What you should do
Every line of the material below should be repeated exactly.
===
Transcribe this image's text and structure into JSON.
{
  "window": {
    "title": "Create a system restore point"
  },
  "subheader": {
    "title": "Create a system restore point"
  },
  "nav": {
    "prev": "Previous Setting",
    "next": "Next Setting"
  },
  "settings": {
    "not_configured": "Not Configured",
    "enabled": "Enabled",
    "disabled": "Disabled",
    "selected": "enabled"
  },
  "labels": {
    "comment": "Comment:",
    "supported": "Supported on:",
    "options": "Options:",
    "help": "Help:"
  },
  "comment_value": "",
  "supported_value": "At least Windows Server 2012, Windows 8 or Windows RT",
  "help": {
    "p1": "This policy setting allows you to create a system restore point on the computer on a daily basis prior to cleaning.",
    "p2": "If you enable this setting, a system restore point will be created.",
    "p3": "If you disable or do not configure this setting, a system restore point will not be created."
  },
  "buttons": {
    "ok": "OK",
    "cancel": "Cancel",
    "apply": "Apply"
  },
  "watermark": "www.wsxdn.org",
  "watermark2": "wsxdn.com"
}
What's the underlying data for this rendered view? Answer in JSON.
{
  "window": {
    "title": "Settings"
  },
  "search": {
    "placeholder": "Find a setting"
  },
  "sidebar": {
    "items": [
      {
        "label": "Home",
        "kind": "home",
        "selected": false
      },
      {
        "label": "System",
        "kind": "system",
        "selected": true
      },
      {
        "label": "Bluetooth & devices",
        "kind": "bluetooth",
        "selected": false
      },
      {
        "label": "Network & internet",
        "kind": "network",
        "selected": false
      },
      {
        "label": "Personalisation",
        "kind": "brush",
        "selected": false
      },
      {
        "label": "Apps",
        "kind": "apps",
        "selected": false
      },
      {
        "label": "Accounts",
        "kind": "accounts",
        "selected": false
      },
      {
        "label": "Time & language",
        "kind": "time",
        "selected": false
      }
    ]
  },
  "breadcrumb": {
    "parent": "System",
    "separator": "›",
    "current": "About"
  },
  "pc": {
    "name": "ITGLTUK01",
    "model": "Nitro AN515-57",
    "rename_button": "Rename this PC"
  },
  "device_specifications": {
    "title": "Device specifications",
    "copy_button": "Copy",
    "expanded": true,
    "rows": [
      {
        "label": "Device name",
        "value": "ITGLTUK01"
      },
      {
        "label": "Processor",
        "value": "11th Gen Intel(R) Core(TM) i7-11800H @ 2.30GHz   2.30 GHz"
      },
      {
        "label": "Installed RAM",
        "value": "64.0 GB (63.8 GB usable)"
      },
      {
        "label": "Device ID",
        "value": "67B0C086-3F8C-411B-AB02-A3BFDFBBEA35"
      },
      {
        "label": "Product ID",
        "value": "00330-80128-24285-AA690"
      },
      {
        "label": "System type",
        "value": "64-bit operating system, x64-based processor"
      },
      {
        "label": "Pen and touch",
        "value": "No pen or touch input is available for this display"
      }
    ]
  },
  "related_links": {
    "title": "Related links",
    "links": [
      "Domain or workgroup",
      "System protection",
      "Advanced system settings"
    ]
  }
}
===
Expected output
Transcribe this image's text and structure into JSON.
{
  "window": {
    "title": "Create a system restore point"
  },
  "subheader": {
    "title": "Create a system restore point"
  },
  "nav": {
    "prev": "Previous Setting",
    "next": "Next Setting"
  },
  "settings": {
    "not_configured": "Not Configured",
    "enabled": "Enabled",
    "disabled": "Disabled",
    "selected": "enabled"
  },
  "labels": {
    "comment": "Comment:",
    "supported": "Supported on:",
    "options": "Options:",
    "help": "Help:"
  },
  "comment_value": "",
  "supported_value": "At least Windows Server 2012, Windows 8 or Windows RT",
  "help": {
    "p1": "This policy setting allows you to create a system restore point on the computer on a daily basis prior to cleaning.",
    "p2": "If you enable this setting, a system restore point will be created.",
    "p3": "If you disable or do not configure this setting, a system restore point will not be created."
  },
  "buttons": {
    "ok": "OK",
    "cancel": "Cancel",
    "apply": "Apply"
  },
  "watermark": "www.wsxdn.org",
  "watermark2": "wsxdn.com"
}
What's the underlying data for this rendered view? Answer in JSON.
{
  "window": {
    "title": "Settings"
  },
  "search": {
    "placeholder": "Find a setting"
  },
  "sidebar": {
    "items": [
      {
        "label": "Home",
        "kind": "home",
        "selected": false
      },
      {
        "label": "System",
        "kind": "system",
        "selected": true
      },
      {
        "label": "Bluetooth & devices",
        "kind": "bluetooth",
        "selected": false
      },
      {
        "label": "Network & internet",
        "kind": "network",
        "selected": false
      },
      {
        "label": "Personalisation",
        "kind": "brush",
        "selected": false
      },
      {
        "label": "Apps",
        "kind": "apps",
        "selected": false
      },
      {
        "label": "Accounts",
        "kind": "accounts",
        "selected": false
      },
      {
        "label": "Time & language",
        "kind": "time",
        "selected": false
      }
    ]
  },
  "breadcrumb": {
    "parent": "System",
    "separator": "›",
    "current": "About"
  },
  "pc": {
    "name": "ITGLTUK01",
    "model": "Nitro AN515-57",
    "rename_button": "Rename this PC"
  },
  "device_specifications": {
    "title": "Device specifications",
    "copy_button": "Copy",
    "expanded": true,
    "rows": [
      {
        "label": "Device name",
        "value": "ITGLTUK01"
      },
      {
        "label": "Processor",
        "value": "11th Gen Intel(R) Core(TM) i7-11800H @ 2.30GHz   2.30 GHz"
      },
      {
        "label": "Installed RAM",
        "value": "64.0 GB (63.8 GB usable)"
      },
      {
        "label": "Device ID",
        "value": "67B0C086-3F8C-411B-AB02-A3BFDFBBEA35"
      },
      {
        "label": "Product ID",
        "value": "00330-80128-24285-AA690"
      },
      {
        "label": "System type",
        "value": "64-bit operating system, x64-based processor"
      },
      {
        "label": "Pen and touch",
        "value": "No pen or touch input is available for this display"
      }
    ]
  },
  "related_links": {
    "title": "Related links",
    "links": [
      "Domain or workgroup",
      "System protection",
      "Advanced system settings"
    ]
  }
}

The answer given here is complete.